Input records.

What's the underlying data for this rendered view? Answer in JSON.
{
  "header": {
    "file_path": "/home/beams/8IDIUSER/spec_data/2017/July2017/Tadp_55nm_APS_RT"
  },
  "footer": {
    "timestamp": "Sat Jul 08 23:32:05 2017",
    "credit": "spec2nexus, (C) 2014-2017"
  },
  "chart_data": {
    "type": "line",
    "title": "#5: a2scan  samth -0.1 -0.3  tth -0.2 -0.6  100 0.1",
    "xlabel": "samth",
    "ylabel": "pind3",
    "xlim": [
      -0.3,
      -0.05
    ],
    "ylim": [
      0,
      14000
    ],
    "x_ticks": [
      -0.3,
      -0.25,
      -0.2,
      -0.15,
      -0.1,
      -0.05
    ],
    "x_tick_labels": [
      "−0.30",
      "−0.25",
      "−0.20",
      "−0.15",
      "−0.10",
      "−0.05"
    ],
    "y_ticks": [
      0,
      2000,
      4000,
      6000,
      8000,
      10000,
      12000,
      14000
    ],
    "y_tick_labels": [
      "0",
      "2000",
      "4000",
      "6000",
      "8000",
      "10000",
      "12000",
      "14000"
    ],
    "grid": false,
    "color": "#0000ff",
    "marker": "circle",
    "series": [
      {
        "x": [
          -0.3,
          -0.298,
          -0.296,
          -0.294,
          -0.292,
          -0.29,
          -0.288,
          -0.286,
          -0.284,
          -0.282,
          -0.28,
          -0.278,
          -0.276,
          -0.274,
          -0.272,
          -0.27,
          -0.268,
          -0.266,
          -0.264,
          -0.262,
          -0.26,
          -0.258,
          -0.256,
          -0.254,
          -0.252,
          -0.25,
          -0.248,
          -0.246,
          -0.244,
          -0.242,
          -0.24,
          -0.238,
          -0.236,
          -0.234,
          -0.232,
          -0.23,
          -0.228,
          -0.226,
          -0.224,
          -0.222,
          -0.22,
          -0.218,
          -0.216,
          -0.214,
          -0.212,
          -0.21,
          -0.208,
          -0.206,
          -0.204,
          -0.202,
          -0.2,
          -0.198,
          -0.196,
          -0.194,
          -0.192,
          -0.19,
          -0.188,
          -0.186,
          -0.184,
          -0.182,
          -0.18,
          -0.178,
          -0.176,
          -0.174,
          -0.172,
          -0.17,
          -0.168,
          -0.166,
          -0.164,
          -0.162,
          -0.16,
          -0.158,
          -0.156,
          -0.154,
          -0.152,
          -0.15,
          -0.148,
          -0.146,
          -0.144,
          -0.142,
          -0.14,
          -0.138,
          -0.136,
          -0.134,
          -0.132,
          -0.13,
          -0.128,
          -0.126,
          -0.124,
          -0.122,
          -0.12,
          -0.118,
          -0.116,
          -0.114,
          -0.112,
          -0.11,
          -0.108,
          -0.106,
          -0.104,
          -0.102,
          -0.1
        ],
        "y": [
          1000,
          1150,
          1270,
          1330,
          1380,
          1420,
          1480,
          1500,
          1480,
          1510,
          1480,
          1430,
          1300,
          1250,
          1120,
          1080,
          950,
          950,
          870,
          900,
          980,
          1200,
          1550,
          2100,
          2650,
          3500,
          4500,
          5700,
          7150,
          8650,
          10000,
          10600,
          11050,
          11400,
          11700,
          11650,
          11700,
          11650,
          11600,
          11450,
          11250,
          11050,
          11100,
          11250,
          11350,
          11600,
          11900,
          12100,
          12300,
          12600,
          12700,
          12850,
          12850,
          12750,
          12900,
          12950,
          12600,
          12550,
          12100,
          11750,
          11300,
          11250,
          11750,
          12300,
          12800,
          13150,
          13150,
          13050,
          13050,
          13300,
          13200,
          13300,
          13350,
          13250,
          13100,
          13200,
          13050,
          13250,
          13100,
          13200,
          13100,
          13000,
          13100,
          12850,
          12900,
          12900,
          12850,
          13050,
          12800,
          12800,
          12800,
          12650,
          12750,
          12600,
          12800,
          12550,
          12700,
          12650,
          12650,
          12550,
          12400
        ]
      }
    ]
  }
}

Exercise details.
Determine the number of lines in the listing that contain the string "samth". Write that number and nothing else.

Response to the exercise.
2